**EXERCISE GOAL:** Print the entries below in their entirety, exactly as they are written.

**ITEMS:**
*-*-*
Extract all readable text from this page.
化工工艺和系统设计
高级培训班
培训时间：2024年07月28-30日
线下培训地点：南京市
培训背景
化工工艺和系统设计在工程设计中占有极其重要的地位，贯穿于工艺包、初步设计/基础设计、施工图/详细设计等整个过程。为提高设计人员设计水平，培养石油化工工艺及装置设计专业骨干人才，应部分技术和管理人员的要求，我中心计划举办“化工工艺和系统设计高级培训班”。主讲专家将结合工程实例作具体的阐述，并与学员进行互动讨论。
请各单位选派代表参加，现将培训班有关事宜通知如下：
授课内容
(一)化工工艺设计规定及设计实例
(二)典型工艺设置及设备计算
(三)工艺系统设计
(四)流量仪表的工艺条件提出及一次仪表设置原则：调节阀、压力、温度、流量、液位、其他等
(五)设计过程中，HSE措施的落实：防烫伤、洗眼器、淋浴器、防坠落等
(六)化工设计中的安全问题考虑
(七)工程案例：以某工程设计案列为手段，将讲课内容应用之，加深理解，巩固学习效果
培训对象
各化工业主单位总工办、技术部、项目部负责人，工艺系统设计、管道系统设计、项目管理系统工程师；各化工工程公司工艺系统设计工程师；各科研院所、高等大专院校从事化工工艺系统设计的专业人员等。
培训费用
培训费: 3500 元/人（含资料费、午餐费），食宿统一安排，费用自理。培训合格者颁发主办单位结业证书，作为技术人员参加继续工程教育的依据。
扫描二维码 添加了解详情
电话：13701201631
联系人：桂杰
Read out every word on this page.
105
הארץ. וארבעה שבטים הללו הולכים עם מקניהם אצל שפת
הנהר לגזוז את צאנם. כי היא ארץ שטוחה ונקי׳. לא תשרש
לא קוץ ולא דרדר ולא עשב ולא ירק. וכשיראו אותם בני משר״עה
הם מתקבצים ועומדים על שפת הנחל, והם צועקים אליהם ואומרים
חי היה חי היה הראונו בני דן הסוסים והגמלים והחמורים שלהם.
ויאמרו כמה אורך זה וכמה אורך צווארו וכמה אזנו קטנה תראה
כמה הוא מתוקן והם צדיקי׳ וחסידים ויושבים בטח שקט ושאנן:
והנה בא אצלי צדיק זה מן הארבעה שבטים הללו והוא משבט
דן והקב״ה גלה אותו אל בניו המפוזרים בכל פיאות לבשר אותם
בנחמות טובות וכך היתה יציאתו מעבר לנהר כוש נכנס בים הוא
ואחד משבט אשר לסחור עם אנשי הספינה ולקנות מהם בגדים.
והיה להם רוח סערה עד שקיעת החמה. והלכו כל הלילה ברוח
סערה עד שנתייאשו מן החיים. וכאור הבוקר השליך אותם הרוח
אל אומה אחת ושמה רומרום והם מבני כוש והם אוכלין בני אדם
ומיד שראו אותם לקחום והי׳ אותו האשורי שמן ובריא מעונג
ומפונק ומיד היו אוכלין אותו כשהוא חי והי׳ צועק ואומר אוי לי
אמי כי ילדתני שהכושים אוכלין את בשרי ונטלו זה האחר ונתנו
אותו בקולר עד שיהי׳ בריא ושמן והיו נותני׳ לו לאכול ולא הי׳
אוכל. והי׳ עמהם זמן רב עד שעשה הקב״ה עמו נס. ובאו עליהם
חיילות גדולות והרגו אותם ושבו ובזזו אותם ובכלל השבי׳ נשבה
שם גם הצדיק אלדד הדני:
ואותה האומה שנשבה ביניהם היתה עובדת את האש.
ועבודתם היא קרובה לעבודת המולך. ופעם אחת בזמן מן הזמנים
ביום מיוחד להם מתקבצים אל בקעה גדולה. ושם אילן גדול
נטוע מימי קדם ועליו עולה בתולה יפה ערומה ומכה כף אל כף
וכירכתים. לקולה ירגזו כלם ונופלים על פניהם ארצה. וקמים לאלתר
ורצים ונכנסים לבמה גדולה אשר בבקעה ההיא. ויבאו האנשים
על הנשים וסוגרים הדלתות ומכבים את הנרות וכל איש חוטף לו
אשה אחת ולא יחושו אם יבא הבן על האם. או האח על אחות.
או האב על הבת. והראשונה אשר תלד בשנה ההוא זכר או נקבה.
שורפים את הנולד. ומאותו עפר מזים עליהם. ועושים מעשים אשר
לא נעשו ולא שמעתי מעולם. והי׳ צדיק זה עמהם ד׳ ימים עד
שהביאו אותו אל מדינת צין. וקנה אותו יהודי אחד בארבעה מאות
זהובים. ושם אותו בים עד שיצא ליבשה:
*-*-*
**OUTPUT FOR THIS TASK:**
Extract all readable text from this page.
化工工艺和系统设计
高级培训班
培训时间：2024年07月28-30日
线下培训地点：南京市
培训背景
化工工艺和系统设计在工程设计中占有极其重要的地位，贯穿于工艺包、初步设计/基础设计、施工图/详细设计等整个过程。为提高设计人员设计水平，培养石油化工工艺及装置设计专业骨干人才，应部分技术和管理人员的要求，我中心计划举办“化工工艺和系统设计高级培训班”。主讲专家将结合工程实例作具体的阐述，并与学员进行互动讨论。
请各单位选派代表参加，现将培训班有关事宜通知如下：
授课内容
(一)化工工艺设计规定及设计实例
(二)典型工艺设置及设备计算
(三)工艺系统设计
(四)流量仪表的工艺条件提出及一次仪表设置原则：调节阀、压力、温度、流量、液位、其他等
(五)设计过程中，HSE措施的落实：防烫伤、洗眼器、淋浴器、防坠落等
(六)化工设计中的安全问题考虑
(七)工程案例：以某工程设计案列为手段，将讲课内容应用之，加深理解，巩固学习效果
培训对象
各化工业主单位总工办、技术部、项目部负责人，工艺系统设计、管道系统设计、项目管理系统工程师；各化工工程公司工艺系统设计工程师；各科研院所、高等大专院校从事化工工艺系统设计的专业人员等。
培训费用
培训费: 3500 元/人（含资料费、午餐费），食宿统一安排，费用自理。培训合格者颁发主办单位结业证书，作为技术人员参加继续工程教育的依据。
扫描二维码 添加了解详情
电话：13701201631
联系人：桂杰
Read out every word on this page.
105
הארץ. וארבעה שבטים הללו הולכים עם מקניהם אצל שפת
הנהר לגזוז את צאנם. כי היא ארץ שטוחה ונקי׳. לא תשרש
לא קוץ ולא דרדר ולא עשב ולא ירק. וכשיראו אותם בני משר״עה
הם מתקבצים ועומדים על שפת הנחל, והם צועקים אליהם ואומרים
חי היה חי היה הראונו בני דן הסוסים והגמלים והחמורים שלהם.
ויאמרו כמה אורך זה וכמה אורך צווארו וכמה אזנו קטנה תראה
כמה הוא מתוקן והם צדיקי׳ וחסידים ויושבים בטח שקט ושאנן:
והנה בא אצלי צדיק זה מן הארבעה שבטים הללו והוא משבט
דן והקב״ה גלה אותו אל בניו המפוזרים בכל פיאות לבשר אותם
בנחמות טובות וכך היתה יציאתו מעבר לנהר כוש נכנס בים הוא
ואחד משבט אשר לסחור עם אנשי הספינה ולקנות מהם בגדים.
והיה להם רוח סערה עד שקיעת החמה. והלכו כל הלילה ברוח
סערה עד שנתייאשו מן החיים. וכאור הבוקר השליך אותם הרוח
אל אומה אחת ושמה רומרום והם מבני כוש והם אוכלין בני אדם
ומיד שראו אותם לקחום והי׳ אותו האשורי שמן ובריא מעונג
ומפונק ומיד היו אוכלין אותו כשהוא חי והי׳ צועק ואומר אוי לי
אמי כי ילדתני שהכושים אוכלין את בשרי ונטלו זה האחר ונתנו
אותו בקולר עד שיהי׳ בריא ושמן והיו נותני׳ לו לאכול ולא הי׳
אוכל. והי׳ עמהם זמן רב עד שעשה הקב״ה עמו נס. ובאו עליהם
חיילות גדולות והרגו אותם ושבו ובזזו אותם ובכלל השבי׳ נשבה
שם גם הצדיק אלדד הדני:
ואותה האומה שנשבה ביניהם היתה עובדת את האש.
ועבודתם היא קרובה לעבודת המולך. ופעם אחת בזמן מן הזמנים
ביום מיוחד להם מתקבצים אל בקעה גדולה. ושם אילן גדול
נטוע מימי קדם ועליו עולה בתולה יפה ערומה ומכה כף אל כף
וכירכתים. לקולה ירגזו כלם ונופלים על פניהם ארצה. וקמים לאלתר
ורצים ונכנסים לבמה גדולה אשר בבקעה ההיא. ויבאו האנשים
על הנשים וסוגרים הדלתות ומכבים את הנרות וכל איש חוטף לו
אשה אחת ולא יחושו אם יבא הבן על האם. או האח על אחות.
או האב על הבת. והראשונה אשר תלד בשנה ההוא זכר או נקבה.
שורפים את הנולד. ומאותו עפר מזים עליהם. ועושים מעשים אשר
לא נעשו ולא שמעתי מעולם. והי׳ צדיק זה עמהם ד׳ ימים עד
שהביאו אותו אל מדינת צין. וקנה אותו יהודי אחד בארבעה מאות
זהובים. ושם אותו בים עד שיצא ליבשה:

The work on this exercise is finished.